● Given information

_ _ _ _

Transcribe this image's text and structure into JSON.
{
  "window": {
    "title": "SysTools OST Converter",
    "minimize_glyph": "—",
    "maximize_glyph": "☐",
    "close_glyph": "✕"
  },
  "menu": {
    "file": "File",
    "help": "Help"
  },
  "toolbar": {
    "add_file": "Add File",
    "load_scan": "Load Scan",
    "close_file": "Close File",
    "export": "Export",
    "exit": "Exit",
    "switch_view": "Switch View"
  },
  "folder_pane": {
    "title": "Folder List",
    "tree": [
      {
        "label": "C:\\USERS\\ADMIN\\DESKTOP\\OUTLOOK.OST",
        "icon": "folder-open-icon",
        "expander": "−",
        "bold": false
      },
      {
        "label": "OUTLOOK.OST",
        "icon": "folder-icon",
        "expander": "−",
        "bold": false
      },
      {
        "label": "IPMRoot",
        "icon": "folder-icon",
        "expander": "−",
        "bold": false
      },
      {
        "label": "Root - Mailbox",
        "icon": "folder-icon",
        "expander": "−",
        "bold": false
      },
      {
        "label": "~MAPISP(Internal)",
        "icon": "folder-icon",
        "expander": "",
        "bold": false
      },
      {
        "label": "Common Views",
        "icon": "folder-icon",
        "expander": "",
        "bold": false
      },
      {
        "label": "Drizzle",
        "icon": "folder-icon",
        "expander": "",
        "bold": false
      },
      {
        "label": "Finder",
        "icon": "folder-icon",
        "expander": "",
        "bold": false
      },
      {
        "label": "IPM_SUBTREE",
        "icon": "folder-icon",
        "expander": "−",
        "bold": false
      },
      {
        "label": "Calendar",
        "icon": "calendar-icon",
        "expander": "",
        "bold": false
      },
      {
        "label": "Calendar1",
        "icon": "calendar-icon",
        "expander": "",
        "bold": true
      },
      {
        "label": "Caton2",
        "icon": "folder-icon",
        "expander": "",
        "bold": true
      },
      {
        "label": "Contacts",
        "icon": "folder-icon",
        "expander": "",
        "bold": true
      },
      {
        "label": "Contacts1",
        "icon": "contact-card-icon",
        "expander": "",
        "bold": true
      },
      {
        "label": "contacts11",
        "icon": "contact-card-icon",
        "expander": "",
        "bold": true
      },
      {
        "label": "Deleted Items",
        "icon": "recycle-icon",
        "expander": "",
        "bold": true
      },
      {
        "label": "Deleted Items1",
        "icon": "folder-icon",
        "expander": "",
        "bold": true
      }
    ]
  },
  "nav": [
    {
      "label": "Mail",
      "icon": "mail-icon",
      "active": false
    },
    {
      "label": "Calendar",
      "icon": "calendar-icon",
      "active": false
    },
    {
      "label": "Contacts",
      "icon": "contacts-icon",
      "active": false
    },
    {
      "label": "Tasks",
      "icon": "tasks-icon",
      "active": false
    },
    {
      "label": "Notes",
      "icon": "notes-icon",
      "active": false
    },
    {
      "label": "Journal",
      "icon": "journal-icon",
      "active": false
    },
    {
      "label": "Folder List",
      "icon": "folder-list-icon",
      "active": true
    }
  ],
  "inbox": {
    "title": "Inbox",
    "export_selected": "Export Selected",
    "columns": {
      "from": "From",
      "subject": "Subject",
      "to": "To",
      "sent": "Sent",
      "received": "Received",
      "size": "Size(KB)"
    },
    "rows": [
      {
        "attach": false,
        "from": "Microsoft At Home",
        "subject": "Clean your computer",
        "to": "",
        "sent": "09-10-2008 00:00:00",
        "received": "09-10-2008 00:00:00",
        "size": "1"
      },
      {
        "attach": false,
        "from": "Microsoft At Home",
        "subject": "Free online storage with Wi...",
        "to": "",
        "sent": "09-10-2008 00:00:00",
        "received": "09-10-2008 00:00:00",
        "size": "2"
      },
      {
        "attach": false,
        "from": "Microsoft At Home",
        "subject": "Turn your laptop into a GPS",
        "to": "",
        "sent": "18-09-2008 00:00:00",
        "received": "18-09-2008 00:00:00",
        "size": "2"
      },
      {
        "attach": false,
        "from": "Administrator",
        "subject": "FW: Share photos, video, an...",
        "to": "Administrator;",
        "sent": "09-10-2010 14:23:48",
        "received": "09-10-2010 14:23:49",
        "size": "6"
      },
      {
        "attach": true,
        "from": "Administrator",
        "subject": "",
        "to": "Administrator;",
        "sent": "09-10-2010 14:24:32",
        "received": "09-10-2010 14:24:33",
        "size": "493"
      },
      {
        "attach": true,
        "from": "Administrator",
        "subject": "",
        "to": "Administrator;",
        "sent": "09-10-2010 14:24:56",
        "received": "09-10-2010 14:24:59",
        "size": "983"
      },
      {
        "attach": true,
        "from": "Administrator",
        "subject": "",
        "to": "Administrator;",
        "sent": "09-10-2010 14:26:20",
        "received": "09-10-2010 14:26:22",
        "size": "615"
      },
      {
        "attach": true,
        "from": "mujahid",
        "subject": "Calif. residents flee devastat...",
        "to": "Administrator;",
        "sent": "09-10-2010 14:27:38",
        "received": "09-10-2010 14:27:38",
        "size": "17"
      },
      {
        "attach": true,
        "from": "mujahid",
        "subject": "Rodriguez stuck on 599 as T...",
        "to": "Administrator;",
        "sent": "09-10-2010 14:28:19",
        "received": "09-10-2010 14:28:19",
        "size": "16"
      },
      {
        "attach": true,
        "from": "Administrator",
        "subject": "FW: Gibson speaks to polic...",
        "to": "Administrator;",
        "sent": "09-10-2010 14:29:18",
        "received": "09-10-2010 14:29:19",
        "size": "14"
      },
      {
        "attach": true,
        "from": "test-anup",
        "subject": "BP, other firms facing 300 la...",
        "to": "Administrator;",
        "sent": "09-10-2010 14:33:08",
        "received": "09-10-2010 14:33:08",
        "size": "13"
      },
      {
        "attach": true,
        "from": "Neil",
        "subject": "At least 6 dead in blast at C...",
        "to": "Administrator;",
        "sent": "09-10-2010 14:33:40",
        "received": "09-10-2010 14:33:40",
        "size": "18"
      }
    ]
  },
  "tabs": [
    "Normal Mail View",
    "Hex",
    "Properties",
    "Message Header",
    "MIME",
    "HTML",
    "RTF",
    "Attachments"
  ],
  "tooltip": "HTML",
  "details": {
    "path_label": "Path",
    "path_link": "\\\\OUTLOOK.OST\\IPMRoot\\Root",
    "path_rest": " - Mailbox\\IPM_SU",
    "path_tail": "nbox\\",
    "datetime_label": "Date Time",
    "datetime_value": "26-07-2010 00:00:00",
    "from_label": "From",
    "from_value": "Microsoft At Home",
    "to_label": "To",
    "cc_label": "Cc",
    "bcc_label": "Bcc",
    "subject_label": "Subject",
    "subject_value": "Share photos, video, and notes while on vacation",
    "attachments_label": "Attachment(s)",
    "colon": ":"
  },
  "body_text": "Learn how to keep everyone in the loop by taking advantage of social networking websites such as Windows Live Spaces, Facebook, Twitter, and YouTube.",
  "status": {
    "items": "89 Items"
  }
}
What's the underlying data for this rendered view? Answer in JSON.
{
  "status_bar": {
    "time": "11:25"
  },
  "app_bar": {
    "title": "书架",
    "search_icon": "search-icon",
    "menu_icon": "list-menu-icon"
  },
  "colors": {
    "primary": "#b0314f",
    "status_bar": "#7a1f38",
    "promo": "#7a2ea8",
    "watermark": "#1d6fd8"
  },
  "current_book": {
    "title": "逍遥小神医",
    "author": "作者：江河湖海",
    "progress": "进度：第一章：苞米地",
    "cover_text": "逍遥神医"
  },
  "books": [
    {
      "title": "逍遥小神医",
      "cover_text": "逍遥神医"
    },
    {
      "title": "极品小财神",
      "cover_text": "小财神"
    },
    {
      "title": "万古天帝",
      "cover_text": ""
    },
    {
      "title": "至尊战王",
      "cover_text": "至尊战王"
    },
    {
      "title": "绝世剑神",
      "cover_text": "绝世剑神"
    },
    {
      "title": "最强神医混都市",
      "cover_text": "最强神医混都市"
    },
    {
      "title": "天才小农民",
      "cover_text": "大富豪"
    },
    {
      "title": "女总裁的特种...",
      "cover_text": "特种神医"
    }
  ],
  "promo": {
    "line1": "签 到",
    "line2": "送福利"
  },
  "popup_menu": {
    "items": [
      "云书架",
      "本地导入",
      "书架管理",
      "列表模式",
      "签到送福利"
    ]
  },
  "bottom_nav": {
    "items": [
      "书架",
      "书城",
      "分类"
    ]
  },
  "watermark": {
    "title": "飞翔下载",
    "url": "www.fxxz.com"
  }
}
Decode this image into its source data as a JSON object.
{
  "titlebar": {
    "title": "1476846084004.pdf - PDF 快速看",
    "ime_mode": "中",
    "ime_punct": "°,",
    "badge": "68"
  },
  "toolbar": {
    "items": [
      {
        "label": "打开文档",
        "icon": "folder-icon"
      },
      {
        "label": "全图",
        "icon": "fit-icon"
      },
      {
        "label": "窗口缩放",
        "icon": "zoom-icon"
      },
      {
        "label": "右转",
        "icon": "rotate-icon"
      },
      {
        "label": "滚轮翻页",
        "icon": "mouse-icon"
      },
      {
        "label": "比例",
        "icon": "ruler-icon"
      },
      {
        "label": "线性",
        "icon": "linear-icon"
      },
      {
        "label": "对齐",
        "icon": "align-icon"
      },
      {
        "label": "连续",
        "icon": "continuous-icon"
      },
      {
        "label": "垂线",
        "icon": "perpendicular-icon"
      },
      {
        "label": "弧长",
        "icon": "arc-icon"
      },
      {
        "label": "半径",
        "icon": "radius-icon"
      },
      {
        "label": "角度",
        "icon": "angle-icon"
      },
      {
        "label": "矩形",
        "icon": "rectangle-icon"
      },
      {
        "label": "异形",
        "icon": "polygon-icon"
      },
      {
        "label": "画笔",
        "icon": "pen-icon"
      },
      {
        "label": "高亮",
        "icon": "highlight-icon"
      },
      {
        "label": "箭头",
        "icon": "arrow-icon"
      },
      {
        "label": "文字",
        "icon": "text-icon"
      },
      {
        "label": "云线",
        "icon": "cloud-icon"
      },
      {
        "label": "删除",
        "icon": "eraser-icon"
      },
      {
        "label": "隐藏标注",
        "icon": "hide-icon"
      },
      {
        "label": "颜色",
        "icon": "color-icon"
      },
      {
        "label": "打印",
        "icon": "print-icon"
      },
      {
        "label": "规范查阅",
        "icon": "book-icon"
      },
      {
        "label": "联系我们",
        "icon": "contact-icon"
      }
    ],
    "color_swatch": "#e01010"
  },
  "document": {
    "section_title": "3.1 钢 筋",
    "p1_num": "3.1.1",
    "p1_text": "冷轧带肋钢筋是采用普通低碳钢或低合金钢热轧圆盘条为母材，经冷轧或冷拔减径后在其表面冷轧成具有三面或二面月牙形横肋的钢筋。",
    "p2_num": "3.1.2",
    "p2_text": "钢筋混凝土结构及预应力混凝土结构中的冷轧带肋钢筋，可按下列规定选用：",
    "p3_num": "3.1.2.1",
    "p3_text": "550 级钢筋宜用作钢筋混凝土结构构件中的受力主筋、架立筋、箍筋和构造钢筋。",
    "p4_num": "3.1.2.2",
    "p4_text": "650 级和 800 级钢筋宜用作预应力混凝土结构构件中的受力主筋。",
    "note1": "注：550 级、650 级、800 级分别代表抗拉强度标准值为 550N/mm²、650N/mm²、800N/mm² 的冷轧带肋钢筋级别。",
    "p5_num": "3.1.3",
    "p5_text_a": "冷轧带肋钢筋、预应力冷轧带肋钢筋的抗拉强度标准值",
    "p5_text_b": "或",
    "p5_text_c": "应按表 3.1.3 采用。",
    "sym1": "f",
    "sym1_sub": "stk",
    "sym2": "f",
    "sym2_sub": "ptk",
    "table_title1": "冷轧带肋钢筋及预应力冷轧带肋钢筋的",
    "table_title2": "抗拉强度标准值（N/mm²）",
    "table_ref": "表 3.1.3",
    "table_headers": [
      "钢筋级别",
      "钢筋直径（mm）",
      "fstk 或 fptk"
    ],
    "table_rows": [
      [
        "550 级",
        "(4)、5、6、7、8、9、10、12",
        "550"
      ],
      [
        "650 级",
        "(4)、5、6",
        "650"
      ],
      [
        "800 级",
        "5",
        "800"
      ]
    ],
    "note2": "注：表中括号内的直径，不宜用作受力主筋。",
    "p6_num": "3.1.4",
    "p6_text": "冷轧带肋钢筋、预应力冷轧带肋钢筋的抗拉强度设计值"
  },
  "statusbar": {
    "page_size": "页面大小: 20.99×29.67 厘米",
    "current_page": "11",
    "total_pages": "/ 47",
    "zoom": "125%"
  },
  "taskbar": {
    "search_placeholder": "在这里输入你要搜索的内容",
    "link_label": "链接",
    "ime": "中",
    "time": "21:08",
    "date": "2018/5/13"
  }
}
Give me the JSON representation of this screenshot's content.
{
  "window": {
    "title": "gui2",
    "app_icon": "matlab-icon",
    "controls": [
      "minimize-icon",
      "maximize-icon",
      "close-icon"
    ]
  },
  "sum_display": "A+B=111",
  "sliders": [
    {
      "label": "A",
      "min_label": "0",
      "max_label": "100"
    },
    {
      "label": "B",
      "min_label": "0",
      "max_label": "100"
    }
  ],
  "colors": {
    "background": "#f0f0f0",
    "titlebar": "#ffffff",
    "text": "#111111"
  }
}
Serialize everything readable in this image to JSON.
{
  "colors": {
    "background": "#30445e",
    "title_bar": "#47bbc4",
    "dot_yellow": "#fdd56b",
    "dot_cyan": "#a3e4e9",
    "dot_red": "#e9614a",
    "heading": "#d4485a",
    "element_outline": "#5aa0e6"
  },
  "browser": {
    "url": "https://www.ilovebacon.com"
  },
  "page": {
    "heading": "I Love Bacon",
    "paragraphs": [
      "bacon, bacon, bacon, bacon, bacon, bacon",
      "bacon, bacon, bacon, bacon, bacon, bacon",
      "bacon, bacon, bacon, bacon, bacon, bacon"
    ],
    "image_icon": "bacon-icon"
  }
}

_ _ _ _

● What needs to be done
Write out the lines above from the one containing "Serialize everything readable" through the last, exactly as they are.

● Output of the exercise
Serialize everything readable in this image to JSON.
{
  "colors": {
    "background": "#30445e",
    "title_bar": "#47bbc4",
    "dot_yellow": "#fdd56b",
    "dot_cyan": "#a3e4e9",
    "dot_red": "#e9614a",
    "heading": "#d4485a",
    "element_outline": "#5aa0e6"
  },
  "browser": {
    "url": "https://www.ilovebacon.com"
  },
  "page": {
    "heading": "I Love Bacon",
    "paragraphs": [
      "bacon, bacon, bacon, bacon, bacon, bacon",
      "bacon, bacon, bacon, bacon, bacon, bacon",
      "bacon, bacon, bacon, bacon, bacon, bacon"
    ],
    "image_icon": "bacon-icon"
  }
}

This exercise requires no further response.